━━ EXTRACTED DATA

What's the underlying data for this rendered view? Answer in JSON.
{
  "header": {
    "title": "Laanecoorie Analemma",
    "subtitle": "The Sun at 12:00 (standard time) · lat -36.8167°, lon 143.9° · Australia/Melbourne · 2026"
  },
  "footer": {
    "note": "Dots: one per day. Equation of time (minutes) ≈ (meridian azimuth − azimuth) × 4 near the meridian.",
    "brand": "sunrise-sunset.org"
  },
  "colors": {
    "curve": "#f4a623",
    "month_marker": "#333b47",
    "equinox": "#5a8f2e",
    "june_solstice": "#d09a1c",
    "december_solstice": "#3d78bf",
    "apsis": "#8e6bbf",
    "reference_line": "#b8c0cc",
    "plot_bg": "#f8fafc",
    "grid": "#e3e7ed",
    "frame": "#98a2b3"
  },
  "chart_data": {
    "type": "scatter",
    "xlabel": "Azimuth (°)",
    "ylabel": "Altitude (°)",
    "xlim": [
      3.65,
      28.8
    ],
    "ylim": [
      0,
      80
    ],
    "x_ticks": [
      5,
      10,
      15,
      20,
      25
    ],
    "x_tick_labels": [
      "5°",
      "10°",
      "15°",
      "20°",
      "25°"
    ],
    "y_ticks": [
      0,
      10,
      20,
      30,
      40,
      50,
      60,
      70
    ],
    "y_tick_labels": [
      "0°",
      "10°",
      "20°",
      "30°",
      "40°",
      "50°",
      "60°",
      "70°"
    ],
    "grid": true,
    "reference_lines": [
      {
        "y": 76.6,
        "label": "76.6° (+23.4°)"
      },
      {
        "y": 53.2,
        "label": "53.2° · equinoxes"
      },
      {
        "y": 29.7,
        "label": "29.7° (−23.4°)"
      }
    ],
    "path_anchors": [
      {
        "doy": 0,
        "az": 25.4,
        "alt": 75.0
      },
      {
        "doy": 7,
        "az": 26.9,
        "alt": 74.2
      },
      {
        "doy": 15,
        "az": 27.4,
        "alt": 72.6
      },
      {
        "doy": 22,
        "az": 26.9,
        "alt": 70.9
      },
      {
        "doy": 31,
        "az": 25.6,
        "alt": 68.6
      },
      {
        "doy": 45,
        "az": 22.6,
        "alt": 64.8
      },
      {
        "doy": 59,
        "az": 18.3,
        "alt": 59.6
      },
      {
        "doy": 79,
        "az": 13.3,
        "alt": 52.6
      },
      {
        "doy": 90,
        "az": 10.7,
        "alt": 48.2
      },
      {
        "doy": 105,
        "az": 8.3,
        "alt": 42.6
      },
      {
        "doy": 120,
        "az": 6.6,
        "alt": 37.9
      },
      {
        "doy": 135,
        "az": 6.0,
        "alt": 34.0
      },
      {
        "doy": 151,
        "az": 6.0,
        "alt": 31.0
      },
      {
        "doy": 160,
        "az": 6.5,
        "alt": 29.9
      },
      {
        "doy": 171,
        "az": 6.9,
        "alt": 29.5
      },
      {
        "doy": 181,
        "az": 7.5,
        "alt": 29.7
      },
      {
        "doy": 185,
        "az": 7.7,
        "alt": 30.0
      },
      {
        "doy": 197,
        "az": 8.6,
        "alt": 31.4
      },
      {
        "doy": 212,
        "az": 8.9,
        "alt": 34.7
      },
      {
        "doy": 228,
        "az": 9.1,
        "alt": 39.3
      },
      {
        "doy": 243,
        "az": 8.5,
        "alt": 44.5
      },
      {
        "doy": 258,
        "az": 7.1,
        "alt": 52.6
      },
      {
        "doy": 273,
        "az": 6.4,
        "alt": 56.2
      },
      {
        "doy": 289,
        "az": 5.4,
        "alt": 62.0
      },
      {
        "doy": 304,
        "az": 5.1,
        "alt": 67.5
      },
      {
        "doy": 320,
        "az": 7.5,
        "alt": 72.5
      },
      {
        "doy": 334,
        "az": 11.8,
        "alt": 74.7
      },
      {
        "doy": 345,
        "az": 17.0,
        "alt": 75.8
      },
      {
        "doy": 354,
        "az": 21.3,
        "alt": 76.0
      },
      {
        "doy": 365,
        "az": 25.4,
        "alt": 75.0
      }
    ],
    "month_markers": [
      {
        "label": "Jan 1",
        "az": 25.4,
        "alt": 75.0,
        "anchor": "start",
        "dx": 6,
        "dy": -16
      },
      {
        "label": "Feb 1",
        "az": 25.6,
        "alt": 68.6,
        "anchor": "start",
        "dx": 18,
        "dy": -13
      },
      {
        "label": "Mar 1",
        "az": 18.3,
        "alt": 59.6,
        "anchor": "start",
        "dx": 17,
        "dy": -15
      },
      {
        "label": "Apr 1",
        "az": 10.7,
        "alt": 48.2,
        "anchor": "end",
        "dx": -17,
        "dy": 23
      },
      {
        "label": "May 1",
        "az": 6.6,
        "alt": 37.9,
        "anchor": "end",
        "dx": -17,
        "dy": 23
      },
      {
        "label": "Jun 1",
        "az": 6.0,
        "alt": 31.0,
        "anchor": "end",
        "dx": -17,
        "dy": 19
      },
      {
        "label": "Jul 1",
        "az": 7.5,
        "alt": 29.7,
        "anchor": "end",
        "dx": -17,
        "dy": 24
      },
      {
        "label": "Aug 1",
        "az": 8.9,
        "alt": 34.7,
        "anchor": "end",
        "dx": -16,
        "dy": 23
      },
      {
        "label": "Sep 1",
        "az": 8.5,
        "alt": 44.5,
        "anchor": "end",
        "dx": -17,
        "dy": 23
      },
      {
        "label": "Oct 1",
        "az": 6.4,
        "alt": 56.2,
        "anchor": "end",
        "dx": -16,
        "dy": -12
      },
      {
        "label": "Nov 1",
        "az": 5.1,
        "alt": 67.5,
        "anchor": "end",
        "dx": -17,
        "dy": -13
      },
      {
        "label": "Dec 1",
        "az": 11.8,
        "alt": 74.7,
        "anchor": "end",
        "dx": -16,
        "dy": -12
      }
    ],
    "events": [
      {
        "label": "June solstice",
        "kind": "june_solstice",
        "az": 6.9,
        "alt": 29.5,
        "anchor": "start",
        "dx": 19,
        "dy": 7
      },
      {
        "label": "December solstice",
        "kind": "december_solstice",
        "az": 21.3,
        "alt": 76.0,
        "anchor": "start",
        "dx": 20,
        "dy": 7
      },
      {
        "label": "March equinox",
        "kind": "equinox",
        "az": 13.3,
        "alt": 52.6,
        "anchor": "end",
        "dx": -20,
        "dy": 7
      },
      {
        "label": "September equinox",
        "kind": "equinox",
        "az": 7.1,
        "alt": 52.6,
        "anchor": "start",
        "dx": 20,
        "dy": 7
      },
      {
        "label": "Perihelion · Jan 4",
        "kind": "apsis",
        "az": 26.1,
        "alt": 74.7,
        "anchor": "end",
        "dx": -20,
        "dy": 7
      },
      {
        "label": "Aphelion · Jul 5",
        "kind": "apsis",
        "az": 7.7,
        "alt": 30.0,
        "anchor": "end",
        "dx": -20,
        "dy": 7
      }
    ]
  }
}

━━━━

TASK TO COMPLETE » All of the entries need to be reproduced exactly; please write them out.

SOLUTION TO THE PROBLEM »
What's the underlying data for this rendered view? Answer in JSON.
{
  "header": {
    "title": "Laanecoorie Analemma",
    "subtitle": "The Sun at 12:00 (standard time) · lat -36.8167°, lon 143.9° · Australia/Melbourne · 2026"
  },
  "footer": {
    "note": "Dots: one per day. Equation of time (minutes) ≈ (meridian azimuth − azimuth) × 4 near the meridian.",
    "brand": "sunrise-sunset.org"
  },
  "colors": {
    "curve": "#f4a623",
    "month_marker": "#333b47",
    "equinox": "#5a8f2e",
    "june_solstice": "#d09a1c",
    "december_solstice": "#3d78bf",
    "apsis": "#8e6bbf",
    "reference_line": "#b8c0cc",
    "plot_bg": "#f8fafc",
    "grid": "#e3e7ed",
    "frame": "#98a2b3"
  },
  "chart_data": {
    "type": "scatter",
    "xlabel": "Azimuth (°)",
    "ylabel": "Altitude (°)",
    "xlim": [
      3.65,
      28.8
    ],
    "ylim": [
      0,
      80
    ],
    "x_ticks": [
      5,
      10,
      15,
      20,
      25
    ],
    "x_tick_labels": [
      "5°",
      "10°",
      "15°",
      "20°",
      "25°"
    ],
    "y_ticks": [
      0,
      10,
      20,
      30,
      40,
      50,
      60,
      70
    ],
    "y_tick_labels": [
      "0°",
      "10°",
      "20°",
      "30°",
      "40°",
      "50°",
      "60°",
      "70°"
    ],
    "grid": true,
    "reference_lines": [
      {
        "y": 76.6,
        "label": "76.6° (+23.4°)"
      },
      {
        "y": 53.2,
        "label": "53.2° · equinoxes"
      },
      {
        "y": 29.7,
        "label": "29.7° (−23.4°)"
      }
    ],
    "path_anchors": [
      {
        "doy": 0,
        "az": 25.4,
        "alt": 75.0
      },
      {
        "doy": 7,
        "az": 26.9,
        "alt": 74.2
      },
      {
        "doy": 15,
        "az": 27.4,
        "alt": 72.6
      },
      {
        "doy": 22,
        "az": 26.9,
        "alt": 70.9
      },
      {
        "doy": 31,
        "az": 25.6,
        "alt": 68.6
      },
      {
        "doy": 45,
        "az": 22.6,
        "alt": 64.8
      },
      {
        "doy": 59,
        "az": 18.3,
        "alt": 59.6
      },
      {
        "doy": 79,
        "az": 13.3,
        "alt": 52.6
      },
      {
        "doy": 90,
        "az": 10.7,
        "alt": 48.2
      },
      {
        "doy": 105,
        "az": 8.3,
        "alt": 42.6
      },
      {
        "doy": 120,
        "az": 6.6,
        "alt": 37.9
      },
      {
        "doy": 135,
        "az": 6.0,
        "alt": 34.0
      },
      {
        "doy": 151,
        "az": 6.0,
        "alt": 31.0
      },
      {
        "doy": 160,
        "az": 6.5,
        "alt": 29.9
      },
      {
        "doy": 171,
        "az": 6.9,
        "alt": 29.5
      },
      {
        "doy": 181,
        "az": 7.5,
        "alt": 29.7
      },
      {
        "doy": 185,
        "az": 7.7,
        "alt": 30.0
      },
      {
        "doy": 197,
        "az": 8.6,
        "alt": 31.4
      },
      {
        "doy": 212,
        "az": 8.9,
        "alt": 34.7
      },
      {
        "doy": 228,
        "az": 9.1,
        "alt": 39.3
      },
      {
        "doy": 243,
        "az": 8.5,
        "alt": 44.5
      },
      {
        "doy": 258,
        "az": 7.1,
        "alt": 52.6
      },
      {
        "doy": 273,
        "az": 6.4,
        "alt": 56.2
      },
      {
        "doy": 289,
        "az": 5.4,
        "alt": 62.0
      },
      {
        "doy": 304,
        "az": 5.1,
        "alt": 67.5
      },
      {
        "doy": 320,
        "az": 7.5,
        "alt": 72.5
      },
      {
        "doy": 334,
        "az": 11.8,
        "alt": 74.7
      },
      {
        "doy": 345,
        "az": 17.0,
        "alt": 75.8
      },
      {
        "doy": 354,
        "az": 21.3,
        "alt": 76.0
      },
      {
        "doy": 365,
        "az": 25.4,
        "alt": 75.0
      }
    ],
    "month_markers": [
      {
        "label": "Jan 1",
        "az": 25.4,
        "alt": 75.0,
        "anchor": "start",
        "dx": 6,
        "dy": -16
      },
      {
        "label": "Feb 1",
        "az": 25.6,
        "alt": 68.6,
        "anchor": "start",
        "dx": 18,
        "dy": -13
      },
      {
        "label": "Mar 1",
        "az": 18.3,
        "alt": 59.6,
        "anchor": "start",
        "dx": 17,
        "dy": -15
      },
      {
        "label": "Apr 1",
        "az": 10.7,
        "alt": 48.2,
        "anchor": "end",
        "dx": -17,
        "dy": 23
      },
      {
        "label": "May 1",
        "az": 6.6,
        "alt": 37.9,
        "anchor": "end",
        "dx": -17,
        "dy": 23
      },
      {
        "label": "Jun 1",
        "az": 6.0,
        "alt": 31.0,
        "anchor": "end",
        "dx": -17,
        "dy": 19
      },
      {
        "label": "Jul 1",
        "az": 7.5,
        "alt": 29.7,
        "anchor": "end",
        "dx": -17,
        "dy": 24
      },
      {
        "label": "Aug 1",
        "az": 8.9,
        "alt": 34.7,
        "anchor": "end",
        "dx": -16,
        "dy": 23
      },
      {
        "label": "Sep 1",
        "az": 8.5,
        "alt": 44.5,
        "anchor": "end",
        "dx": -17,
        "dy": 23
      },
      {
        "label": "Oct 1",
        "az": 6.4,
        "alt": 56.2,
        "anchor": "end",
        "dx": -16,
        "dy": -12
      },
      {
        "label": "Nov 1",
        "az": 5.1,
        "alt": 67.5,
        "anchor": "end",
        "dx": -17,
        "dy": -13
      },
      {
        "label": "Dec 1",
        "az": 11.8,
        "alt": 74.7,
        "anchor": "end",
        "dx": -16,
        "dy": -12
      }
    ],
    "events": [
      {
        "label": "June solstice",
        "kind": "june_solstice",
        "az": 6.9,
        "alt": 29.5,
        "anchor": "start",
        "dx": 19,
        "dy": 7
      },
      {
        "label": "December solstice",
        "kind": "december_solstice",
        "az": 21.3,
        "alt": 76.0,
        "anchor": "start",
        "dx": 20,
        "dy": 7
      },
      {
        "label": "March equinox",
        "kind": "equinox",
        "az": 13.3,
        "alt": 52.6,
        "anchor": "end",
        "dx": -20,
        "dy": 7
      },
      {
        "label": "September equinox",
        "kind": "equinox",
        "az": 7.1,
        "alt": 52.6,
        "anchor": "start",
        "dx": 20,
        "dy": 7
      },
      {
        "label": "Perihelion · Jan 4",
        "kind": "apsis",
        "az": 26.1,
        "alt": 74.7,
        "anchor": "end",
        "dx": -20,
        "dy": 7
      },
      {
        "label": "Aphelion · Jul 5",
        "kind": "apsis",
        "az": 7.7,
        "alt": 30.0,
        "anchor": "end",
        "dx": -20,
        "dy": 7
      }
    ]
  }
}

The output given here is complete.